TASK REQUIREMENTS:
Find the lines that hold the word "Database" and return them.

[Extracted data entries]
===

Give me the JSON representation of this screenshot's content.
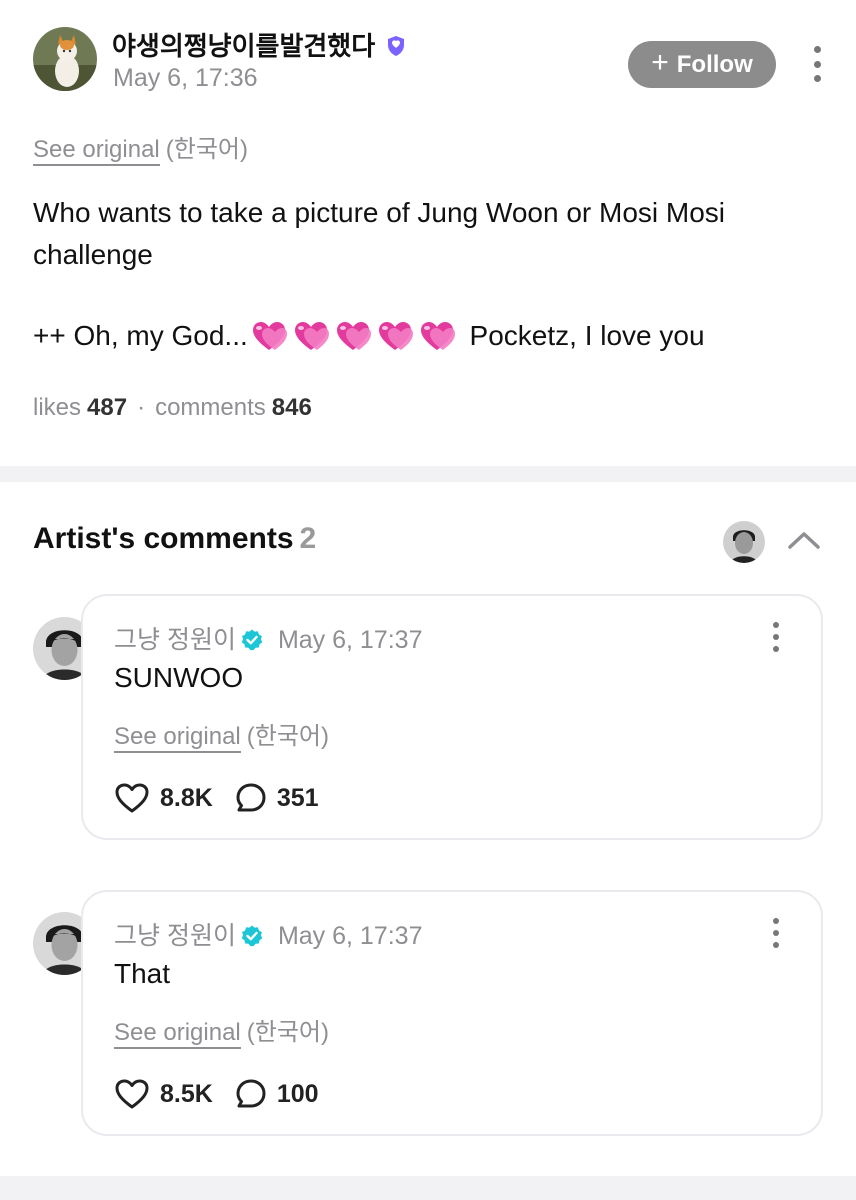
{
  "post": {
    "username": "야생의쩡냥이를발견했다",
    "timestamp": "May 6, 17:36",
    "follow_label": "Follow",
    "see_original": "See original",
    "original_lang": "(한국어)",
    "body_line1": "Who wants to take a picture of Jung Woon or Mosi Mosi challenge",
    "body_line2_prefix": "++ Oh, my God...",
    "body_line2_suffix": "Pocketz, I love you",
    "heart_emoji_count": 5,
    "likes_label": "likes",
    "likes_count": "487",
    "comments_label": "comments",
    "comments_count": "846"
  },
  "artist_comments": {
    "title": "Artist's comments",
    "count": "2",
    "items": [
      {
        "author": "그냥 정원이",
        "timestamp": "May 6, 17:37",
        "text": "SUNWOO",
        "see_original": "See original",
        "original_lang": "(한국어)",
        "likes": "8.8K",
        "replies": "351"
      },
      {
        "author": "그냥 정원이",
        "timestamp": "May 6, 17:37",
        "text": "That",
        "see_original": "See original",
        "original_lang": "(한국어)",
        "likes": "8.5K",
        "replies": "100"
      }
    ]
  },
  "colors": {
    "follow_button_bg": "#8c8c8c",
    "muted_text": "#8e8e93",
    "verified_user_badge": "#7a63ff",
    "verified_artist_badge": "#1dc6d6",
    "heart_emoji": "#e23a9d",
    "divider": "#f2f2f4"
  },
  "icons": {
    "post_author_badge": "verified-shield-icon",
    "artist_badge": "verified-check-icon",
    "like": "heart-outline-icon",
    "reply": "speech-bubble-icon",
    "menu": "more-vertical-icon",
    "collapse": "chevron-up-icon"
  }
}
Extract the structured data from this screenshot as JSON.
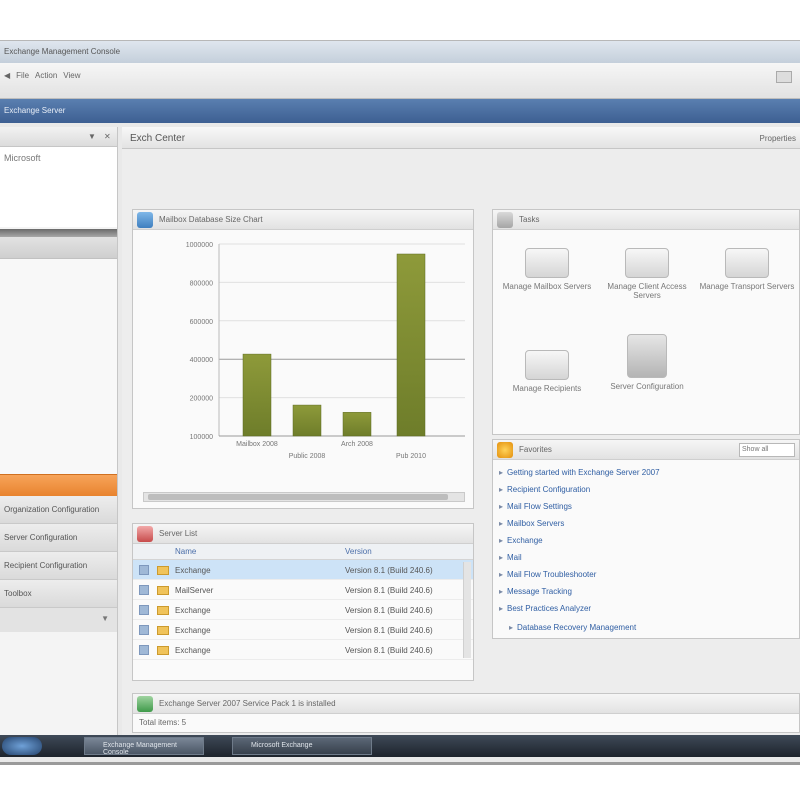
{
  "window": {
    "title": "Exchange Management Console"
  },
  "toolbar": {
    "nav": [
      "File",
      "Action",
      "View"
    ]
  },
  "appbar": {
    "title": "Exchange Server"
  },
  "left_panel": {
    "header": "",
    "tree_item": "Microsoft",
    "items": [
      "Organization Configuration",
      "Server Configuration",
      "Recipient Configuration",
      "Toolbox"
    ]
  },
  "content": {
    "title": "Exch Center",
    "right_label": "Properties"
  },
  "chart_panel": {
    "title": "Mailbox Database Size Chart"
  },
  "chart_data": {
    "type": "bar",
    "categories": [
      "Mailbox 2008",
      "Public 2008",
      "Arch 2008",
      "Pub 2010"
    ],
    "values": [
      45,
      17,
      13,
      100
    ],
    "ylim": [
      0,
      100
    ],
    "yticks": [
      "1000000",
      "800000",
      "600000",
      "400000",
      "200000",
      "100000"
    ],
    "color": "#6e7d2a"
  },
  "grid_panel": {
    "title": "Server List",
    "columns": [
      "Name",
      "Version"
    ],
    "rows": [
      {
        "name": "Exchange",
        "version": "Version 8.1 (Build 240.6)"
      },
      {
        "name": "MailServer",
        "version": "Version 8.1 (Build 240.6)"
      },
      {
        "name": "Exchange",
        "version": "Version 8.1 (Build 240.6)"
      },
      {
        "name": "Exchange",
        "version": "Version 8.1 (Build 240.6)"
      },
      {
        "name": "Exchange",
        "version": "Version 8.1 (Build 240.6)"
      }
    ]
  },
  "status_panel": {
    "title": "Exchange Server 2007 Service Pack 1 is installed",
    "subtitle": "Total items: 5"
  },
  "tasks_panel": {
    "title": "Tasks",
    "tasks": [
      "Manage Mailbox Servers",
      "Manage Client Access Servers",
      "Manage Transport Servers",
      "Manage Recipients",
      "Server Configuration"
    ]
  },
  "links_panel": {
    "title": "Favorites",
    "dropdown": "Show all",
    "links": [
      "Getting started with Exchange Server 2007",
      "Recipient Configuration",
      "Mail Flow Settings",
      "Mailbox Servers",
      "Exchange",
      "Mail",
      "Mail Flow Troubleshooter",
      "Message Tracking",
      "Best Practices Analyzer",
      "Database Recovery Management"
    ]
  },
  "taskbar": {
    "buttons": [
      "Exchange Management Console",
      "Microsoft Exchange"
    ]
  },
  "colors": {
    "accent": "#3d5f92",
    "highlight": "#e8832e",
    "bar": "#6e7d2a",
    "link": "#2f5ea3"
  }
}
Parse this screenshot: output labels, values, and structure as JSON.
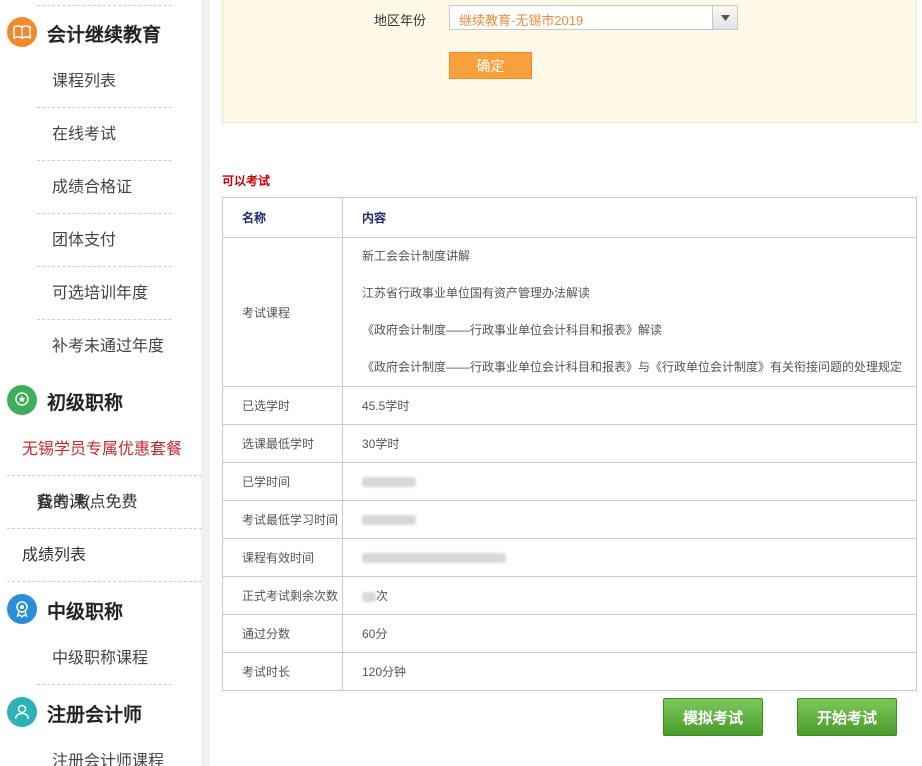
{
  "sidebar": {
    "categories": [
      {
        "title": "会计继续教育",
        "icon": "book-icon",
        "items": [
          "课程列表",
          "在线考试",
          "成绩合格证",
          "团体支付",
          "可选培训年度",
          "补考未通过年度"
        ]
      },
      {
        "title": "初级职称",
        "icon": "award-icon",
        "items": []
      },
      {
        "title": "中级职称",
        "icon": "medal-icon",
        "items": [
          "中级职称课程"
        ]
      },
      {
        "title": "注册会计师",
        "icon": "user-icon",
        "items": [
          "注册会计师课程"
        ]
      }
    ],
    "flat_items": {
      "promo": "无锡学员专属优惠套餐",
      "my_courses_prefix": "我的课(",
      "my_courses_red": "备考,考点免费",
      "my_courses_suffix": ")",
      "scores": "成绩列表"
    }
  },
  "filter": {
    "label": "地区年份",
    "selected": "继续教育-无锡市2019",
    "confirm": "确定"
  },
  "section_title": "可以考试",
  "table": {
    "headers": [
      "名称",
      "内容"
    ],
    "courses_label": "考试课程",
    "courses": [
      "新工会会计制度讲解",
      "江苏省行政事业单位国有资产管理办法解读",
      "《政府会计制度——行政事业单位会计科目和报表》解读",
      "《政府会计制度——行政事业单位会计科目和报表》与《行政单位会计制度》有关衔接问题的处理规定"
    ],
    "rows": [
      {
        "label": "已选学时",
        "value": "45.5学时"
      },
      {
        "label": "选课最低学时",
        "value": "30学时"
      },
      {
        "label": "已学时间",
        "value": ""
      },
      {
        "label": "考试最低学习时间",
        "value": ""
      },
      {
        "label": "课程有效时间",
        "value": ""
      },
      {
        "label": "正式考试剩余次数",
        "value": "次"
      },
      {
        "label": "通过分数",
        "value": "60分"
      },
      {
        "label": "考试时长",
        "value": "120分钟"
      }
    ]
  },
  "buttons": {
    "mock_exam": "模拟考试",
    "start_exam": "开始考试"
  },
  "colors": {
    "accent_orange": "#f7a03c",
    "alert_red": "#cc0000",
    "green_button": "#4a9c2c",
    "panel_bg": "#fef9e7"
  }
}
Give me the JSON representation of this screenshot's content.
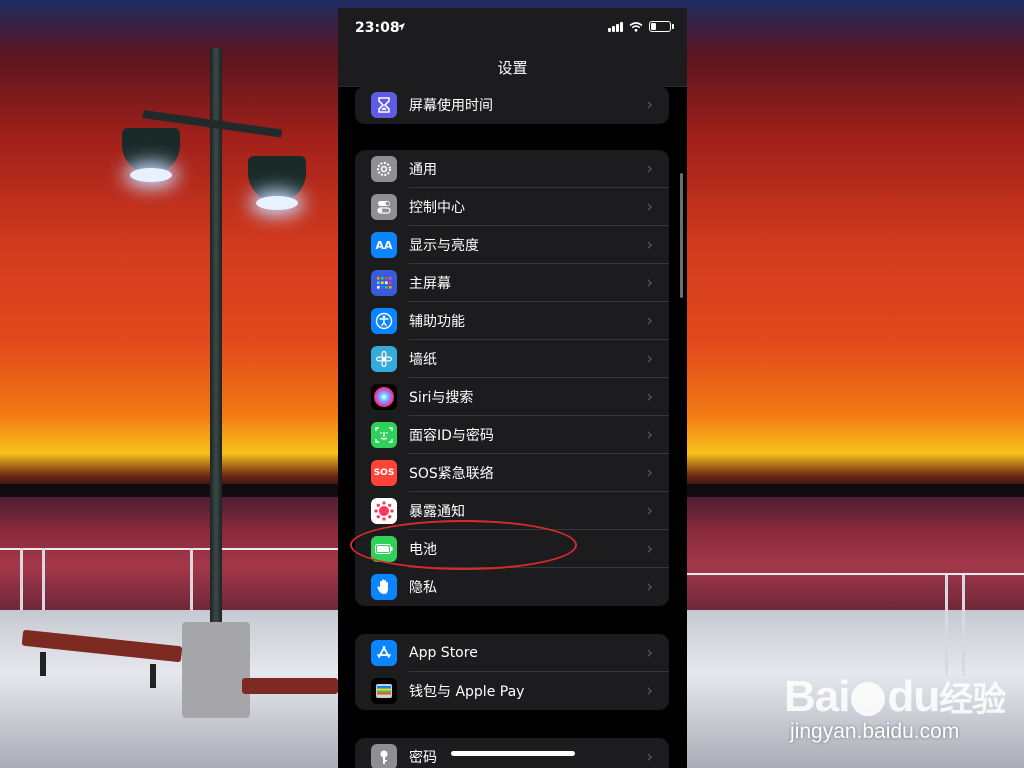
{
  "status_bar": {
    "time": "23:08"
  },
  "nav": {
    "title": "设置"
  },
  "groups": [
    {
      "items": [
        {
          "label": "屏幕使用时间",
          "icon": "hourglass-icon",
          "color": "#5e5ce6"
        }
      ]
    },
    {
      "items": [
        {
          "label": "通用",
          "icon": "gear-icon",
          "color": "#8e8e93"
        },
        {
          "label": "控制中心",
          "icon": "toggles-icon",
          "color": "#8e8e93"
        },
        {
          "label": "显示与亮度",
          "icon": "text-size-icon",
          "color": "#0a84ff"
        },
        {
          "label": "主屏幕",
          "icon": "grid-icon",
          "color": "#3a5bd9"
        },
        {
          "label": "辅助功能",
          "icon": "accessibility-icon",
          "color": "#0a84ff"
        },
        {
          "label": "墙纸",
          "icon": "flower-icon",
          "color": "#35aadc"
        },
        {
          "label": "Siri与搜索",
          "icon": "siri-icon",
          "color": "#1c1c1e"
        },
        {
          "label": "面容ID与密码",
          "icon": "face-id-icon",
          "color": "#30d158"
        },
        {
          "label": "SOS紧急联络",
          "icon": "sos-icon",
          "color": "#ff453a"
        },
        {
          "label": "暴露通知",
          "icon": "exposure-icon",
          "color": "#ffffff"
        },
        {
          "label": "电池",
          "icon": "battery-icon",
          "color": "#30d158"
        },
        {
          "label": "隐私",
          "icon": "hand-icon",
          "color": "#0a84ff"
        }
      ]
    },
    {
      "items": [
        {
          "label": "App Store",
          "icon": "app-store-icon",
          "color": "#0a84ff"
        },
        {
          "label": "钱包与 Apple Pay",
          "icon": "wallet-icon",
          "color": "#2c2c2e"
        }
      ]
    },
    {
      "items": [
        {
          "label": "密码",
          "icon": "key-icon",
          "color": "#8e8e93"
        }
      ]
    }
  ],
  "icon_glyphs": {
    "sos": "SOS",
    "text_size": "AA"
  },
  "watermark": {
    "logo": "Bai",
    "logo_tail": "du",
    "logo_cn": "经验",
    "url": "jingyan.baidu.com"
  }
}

===

ANSWER TO THE EXERCISE:
    "title": "Mailbox Database Size Chart"
      "Database Recovery Management"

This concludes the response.